> [WHAT THE TASK REQUIRES]: Make an exact copy of the records, with the pictures left out.

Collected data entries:
# # # # # # #

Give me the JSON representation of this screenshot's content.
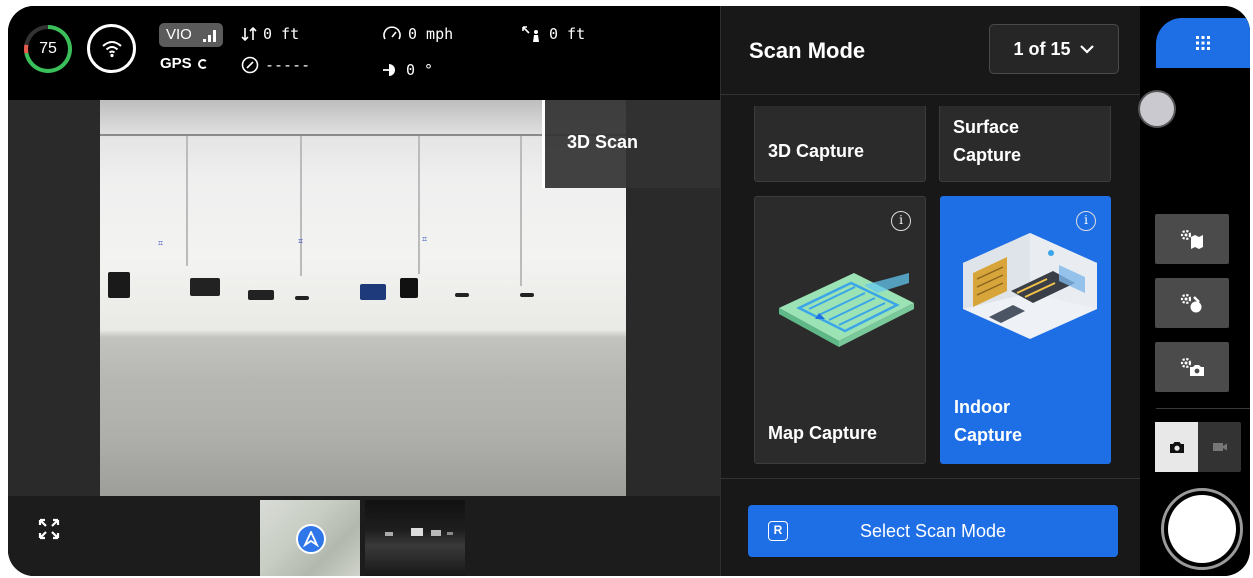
{
  "telemetry": {
    "battery_pct": "75",
    "vio_label": "VIO",
    "gps_label": "GPS",
    "vertical": "0 ft",
    "heading_value": "-----",
    "speed": "0 mph",
    "gimbal_angle": "0 °",
    "distance": "0 ft"
  },
  "camera": {
    "overlay_label": "3D Scan"
  },
  "panel": {
    "title": "Scan Mode",
    "page_indicator": "1 of 15",
    "cards": [
      {
        "label": "3D Capture",
        "selected": false
      },
      {
        "label_lines": [
          "Surface",
          "Capture"
        ],
        "selected": false
      },
      {
        "label": "Map Capture",
        "has_info": true,
        "selected": false
      },
      {
        "label_lines": [
          "Indoor",
          "Capture"
        ],
        "has_info": true,
        "selected": true
      }
    ],
    "select_button": {
      "key": "R",
      "label": "Select Scan Mode"
    }
  },
  "rail": {
    "capture_mode": "photo"
  },
  "colors": {
    "accent": "#1e6fe6",
    "panel_bg": "#181818",
    "card_bg": "#2b2b2b"
  }
}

# # # # # # #

> [ANSWER TO THE TASK]:
Give me the JSON representation of this screenshot's content.
{
  "telemetry": {
    "battery_pct": "75",
    "vio_label": "VIO",
    "gps_label": "GPS",
    "vertical": "0 ft",
    "heading_value": "-----",
    "speed": "0 mph",
    "gimbal_angle": "0 °",
    "distance": "0 ft"
  },
  "camera": {
    "overlay_label": "3D Scan"
  },
  "panel": {
    "title": "Scan Mode",
    "page_indicator": "1 of 15",
    "cards": [
      {
        "label": "3D Capture",
        "selected": false
      },
      {
        "label_lines": [
          "Surface",
          "Capture"
        ],
        "selected": false
      },
      {
        "label": "Map Capture",
        "has_info": true,
        "selected": false
      },
      {
        "label_lines": [
          "Indoor",
          "Capture"
        ],
        "has_info": true,
        "selected": true
      }
    ],
    "select_button": {
      "key": "R",
      "label": "Select Scan Mode"
    }
  },
  "rail": {
    "capture_mode": "photo"
  },
  "colors": {
    "accent": "#1e6fe6",
    "panel_bg": "#181818",
    "card_bg": "#2b2b2b"
  }
}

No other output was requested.